## EXERCISE
Copy only the lines between the one containing "What's the underlying" and the end of the records, both included, leaving out pictures.

* start MATERIALS PROVIDED *

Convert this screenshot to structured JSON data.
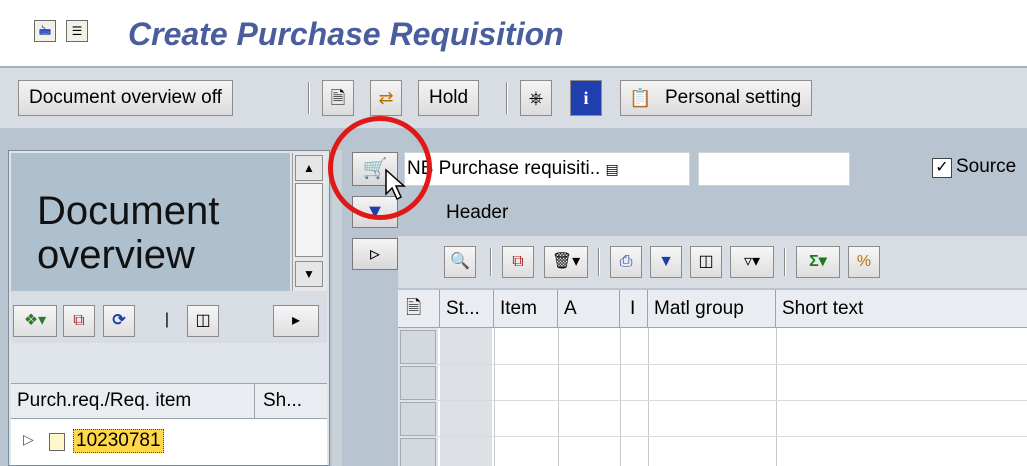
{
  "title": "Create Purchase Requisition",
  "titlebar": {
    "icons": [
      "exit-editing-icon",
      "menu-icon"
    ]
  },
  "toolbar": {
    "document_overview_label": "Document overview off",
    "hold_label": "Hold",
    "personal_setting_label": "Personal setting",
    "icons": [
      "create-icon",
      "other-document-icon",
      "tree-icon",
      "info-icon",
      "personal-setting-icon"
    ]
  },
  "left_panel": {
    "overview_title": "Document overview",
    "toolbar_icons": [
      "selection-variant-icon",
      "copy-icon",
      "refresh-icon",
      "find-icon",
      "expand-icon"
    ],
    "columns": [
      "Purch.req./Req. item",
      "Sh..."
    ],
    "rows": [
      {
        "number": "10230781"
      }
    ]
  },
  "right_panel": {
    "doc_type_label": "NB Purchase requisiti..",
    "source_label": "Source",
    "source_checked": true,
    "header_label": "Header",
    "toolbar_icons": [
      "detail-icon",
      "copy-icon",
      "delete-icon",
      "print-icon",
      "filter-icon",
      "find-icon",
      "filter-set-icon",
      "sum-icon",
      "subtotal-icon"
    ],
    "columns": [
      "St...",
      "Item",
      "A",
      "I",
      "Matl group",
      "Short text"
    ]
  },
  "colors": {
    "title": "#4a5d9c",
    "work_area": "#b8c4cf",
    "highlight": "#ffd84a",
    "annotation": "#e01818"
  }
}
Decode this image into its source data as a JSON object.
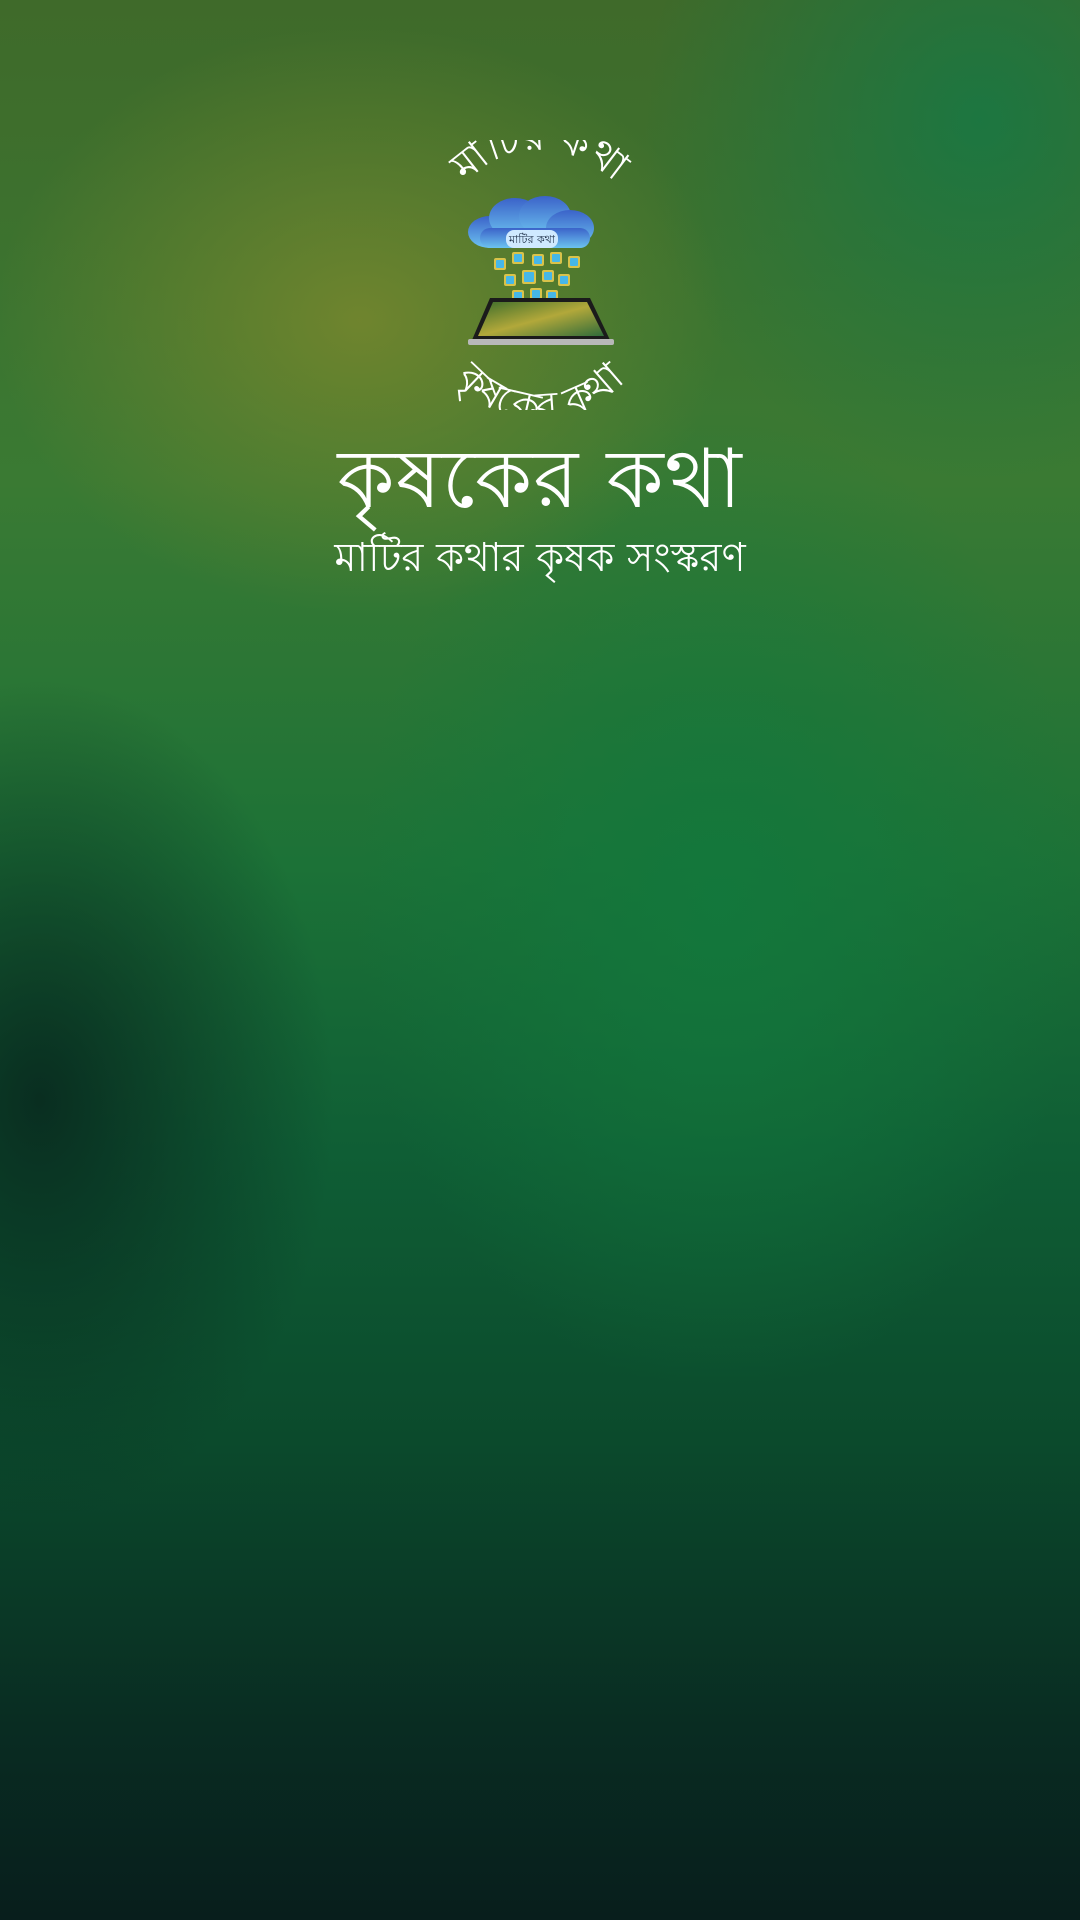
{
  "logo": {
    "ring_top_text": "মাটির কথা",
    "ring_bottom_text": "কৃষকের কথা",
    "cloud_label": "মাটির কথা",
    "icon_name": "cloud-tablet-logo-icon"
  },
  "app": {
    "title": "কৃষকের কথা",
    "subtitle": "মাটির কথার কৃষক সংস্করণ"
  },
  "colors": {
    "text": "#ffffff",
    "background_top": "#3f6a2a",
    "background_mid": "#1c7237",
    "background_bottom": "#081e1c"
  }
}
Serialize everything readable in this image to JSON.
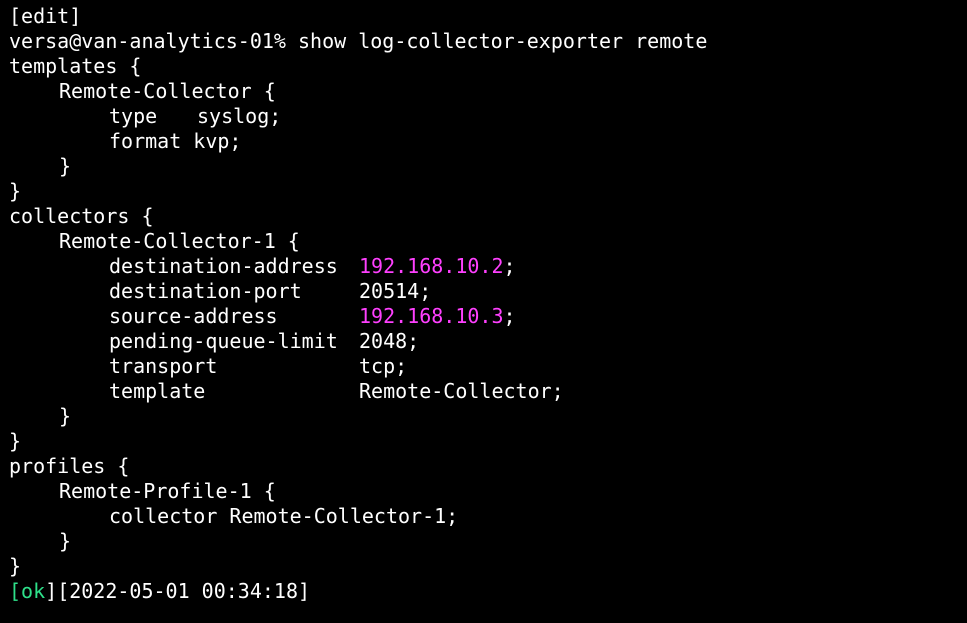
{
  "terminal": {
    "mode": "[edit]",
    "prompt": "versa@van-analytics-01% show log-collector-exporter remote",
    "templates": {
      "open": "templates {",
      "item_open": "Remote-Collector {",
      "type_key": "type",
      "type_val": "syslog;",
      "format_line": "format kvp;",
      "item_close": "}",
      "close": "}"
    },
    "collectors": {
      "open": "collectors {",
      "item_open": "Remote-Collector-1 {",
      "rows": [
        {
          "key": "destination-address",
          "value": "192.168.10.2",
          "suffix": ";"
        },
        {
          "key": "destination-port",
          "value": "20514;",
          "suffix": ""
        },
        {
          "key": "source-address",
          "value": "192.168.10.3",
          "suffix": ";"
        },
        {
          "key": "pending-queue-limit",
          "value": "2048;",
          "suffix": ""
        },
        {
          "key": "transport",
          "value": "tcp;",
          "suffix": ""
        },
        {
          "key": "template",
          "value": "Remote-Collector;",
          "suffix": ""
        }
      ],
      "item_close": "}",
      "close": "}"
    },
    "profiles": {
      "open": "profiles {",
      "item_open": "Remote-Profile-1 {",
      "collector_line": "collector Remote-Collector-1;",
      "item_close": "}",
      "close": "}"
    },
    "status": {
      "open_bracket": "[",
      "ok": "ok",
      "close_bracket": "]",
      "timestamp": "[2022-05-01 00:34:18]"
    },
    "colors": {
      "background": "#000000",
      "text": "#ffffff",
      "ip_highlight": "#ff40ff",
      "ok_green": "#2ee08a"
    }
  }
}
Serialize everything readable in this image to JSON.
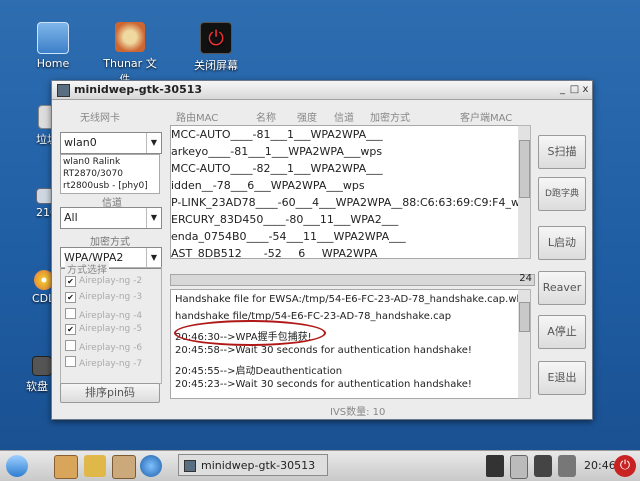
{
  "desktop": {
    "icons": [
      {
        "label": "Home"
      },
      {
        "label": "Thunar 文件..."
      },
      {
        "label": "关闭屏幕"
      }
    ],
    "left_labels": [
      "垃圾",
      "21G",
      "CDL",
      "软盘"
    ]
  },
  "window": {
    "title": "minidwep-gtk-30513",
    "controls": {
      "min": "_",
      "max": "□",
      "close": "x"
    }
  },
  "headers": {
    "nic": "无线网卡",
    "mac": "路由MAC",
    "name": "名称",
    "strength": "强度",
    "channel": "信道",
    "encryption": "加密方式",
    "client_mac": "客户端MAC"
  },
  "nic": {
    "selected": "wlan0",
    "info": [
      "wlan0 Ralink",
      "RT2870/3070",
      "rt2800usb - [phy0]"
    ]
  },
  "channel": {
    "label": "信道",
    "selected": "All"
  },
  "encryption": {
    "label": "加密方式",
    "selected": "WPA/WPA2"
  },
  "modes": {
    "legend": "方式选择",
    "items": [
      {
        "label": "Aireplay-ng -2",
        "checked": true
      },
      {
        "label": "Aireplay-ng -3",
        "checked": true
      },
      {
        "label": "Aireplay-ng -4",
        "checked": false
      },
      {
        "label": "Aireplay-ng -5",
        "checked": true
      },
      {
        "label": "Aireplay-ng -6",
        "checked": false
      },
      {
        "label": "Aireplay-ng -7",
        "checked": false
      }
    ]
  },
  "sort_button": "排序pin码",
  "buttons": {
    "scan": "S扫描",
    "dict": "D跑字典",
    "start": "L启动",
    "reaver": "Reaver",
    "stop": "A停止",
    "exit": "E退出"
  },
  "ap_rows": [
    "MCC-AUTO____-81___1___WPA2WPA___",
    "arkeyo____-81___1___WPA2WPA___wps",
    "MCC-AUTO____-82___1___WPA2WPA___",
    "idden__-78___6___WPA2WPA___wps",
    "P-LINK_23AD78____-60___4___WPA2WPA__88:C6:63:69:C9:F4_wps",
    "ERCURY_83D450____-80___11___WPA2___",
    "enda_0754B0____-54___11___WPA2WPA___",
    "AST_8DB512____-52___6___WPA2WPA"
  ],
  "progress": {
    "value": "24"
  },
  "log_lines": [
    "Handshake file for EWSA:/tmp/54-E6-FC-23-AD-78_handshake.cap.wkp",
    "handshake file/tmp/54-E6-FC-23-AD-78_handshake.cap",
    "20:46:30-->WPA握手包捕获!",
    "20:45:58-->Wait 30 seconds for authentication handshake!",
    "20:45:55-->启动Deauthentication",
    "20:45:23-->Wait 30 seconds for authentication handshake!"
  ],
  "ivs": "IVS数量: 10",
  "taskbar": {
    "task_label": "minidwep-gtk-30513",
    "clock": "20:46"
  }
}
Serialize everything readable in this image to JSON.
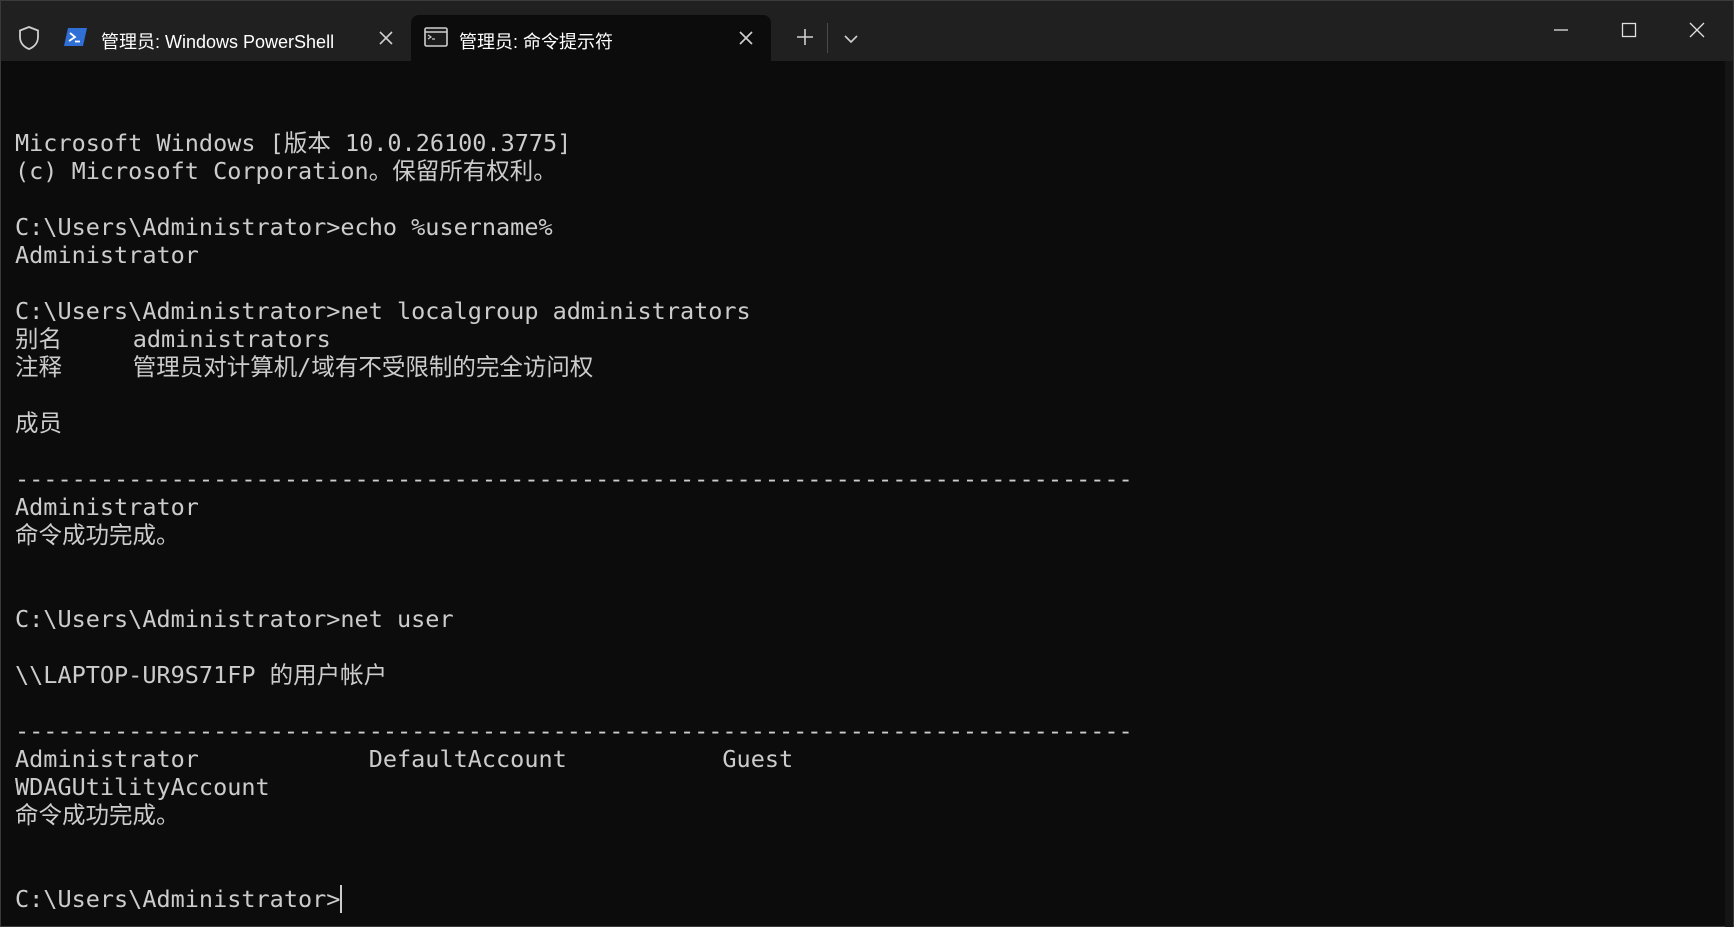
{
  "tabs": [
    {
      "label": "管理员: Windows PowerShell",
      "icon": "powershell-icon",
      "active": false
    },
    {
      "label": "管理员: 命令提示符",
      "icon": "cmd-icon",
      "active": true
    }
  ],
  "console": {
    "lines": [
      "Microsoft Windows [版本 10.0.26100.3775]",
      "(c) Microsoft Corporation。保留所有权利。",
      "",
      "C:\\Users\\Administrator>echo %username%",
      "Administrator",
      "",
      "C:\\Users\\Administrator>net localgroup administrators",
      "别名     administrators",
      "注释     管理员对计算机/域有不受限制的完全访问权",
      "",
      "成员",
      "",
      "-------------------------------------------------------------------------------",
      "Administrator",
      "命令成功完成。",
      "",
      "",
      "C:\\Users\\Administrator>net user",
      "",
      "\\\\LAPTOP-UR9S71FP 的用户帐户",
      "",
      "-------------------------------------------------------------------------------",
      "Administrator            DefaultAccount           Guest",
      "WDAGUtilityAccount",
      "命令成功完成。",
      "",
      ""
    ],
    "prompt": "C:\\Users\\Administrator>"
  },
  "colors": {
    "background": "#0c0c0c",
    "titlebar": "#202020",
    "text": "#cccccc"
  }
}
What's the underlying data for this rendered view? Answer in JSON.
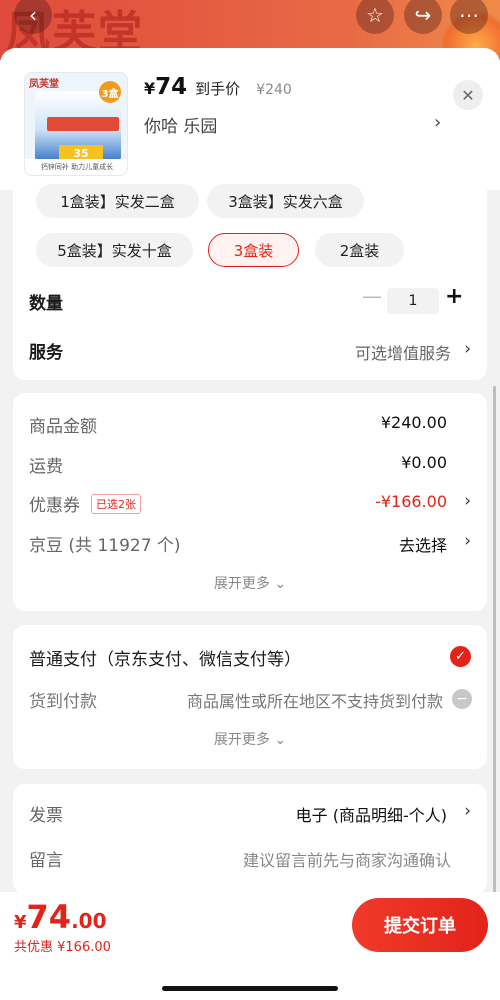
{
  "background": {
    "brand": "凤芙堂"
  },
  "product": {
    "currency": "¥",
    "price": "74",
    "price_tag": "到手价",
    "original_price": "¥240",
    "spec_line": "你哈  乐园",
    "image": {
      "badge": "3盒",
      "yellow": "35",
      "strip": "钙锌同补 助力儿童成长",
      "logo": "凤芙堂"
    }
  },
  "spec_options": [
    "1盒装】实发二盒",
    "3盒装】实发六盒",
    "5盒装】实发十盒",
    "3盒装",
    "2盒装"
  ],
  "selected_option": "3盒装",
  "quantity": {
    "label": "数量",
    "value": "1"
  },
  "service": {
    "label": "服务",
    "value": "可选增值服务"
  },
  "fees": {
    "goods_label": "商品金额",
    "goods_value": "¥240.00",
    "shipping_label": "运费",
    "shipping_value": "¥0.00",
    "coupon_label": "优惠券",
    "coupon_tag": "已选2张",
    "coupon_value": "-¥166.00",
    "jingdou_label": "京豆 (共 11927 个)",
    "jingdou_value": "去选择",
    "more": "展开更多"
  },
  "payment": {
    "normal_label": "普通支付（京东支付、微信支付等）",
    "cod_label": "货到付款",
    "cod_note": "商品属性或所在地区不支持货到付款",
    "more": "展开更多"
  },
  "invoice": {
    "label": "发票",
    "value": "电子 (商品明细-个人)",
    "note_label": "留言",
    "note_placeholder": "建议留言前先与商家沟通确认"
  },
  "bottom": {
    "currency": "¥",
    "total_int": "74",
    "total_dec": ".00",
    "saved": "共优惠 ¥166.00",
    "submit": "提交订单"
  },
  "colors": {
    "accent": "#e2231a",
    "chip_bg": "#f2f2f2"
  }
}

* end MATERIALS PROVIDED *

## EXPECTED OUTPUT
What's the underlying data for this rendered view? Answer in JSON.
{
  "background": {
    "brand": "凤芙堂"
  },
  "product": {
    "currency": "¥",
    "price": "74",
    "price_tag": "到手价",
    "original_price": "¥240",
    "spec_line": "你哈  乐园",
    "image": {
      "badge": "3盒",
      "yellow": "35",
      "strip": "钙锌同补 助力儿童成长",
      "logo": "凤芙堂"
    }
  },
  "spec_options": [
    "1盒装】实发二盒",
    "3盒装】实发六盒",
    "5盒装】实发十盒",
    "3盒装",
    "2盒装"
  ],
  "selected_option": "3盒装",
  "quantity": {
    "label": "数量",
    "value": "1"
  },
  "service": {
    "label": "服务",
    "value": "可选增值服务"
  },
  "fees": {
    "goods_label": "商品金额",
    "goods_value": "¥240.00",
    "shipping_label": "运费",
    "shipping_value": "¥0.00",
    "coupon_label": "优惠券",
    "coupon_tag": "已选2张",
    "coupon_value": "-¥166.00",
    "jingdou_label": "京豆 (共 11927 个)",
    "jingdou_value": "去选择",
    "more": "展开更多"
  },
  "payment": {
    "normal_label": "普通支付（京东支付、微信支付等）",
    "cod_label": "货到付款",
    "cod_note": "商品属性或所在地区不支持货到付款",
    "more": "展开更多"
  },
  "invoice": {
    "label": "发票",
    "value": "电子 (商品明细-个人)",
    "note_label": "留言",
    "note_placeholder": "建议留言前先与商家沟通确认"
  },
  "bottom": {
    "currency": "¥",
    "total_int": "74",
    "total_dec": ".00",
    "saved": "共优惠 ¥166.00",
    "submit": "提交订单"
  },
  "colors": {
    "accent": "#e2231a",
    "chip_bg": "#f2f2f2"
  }
}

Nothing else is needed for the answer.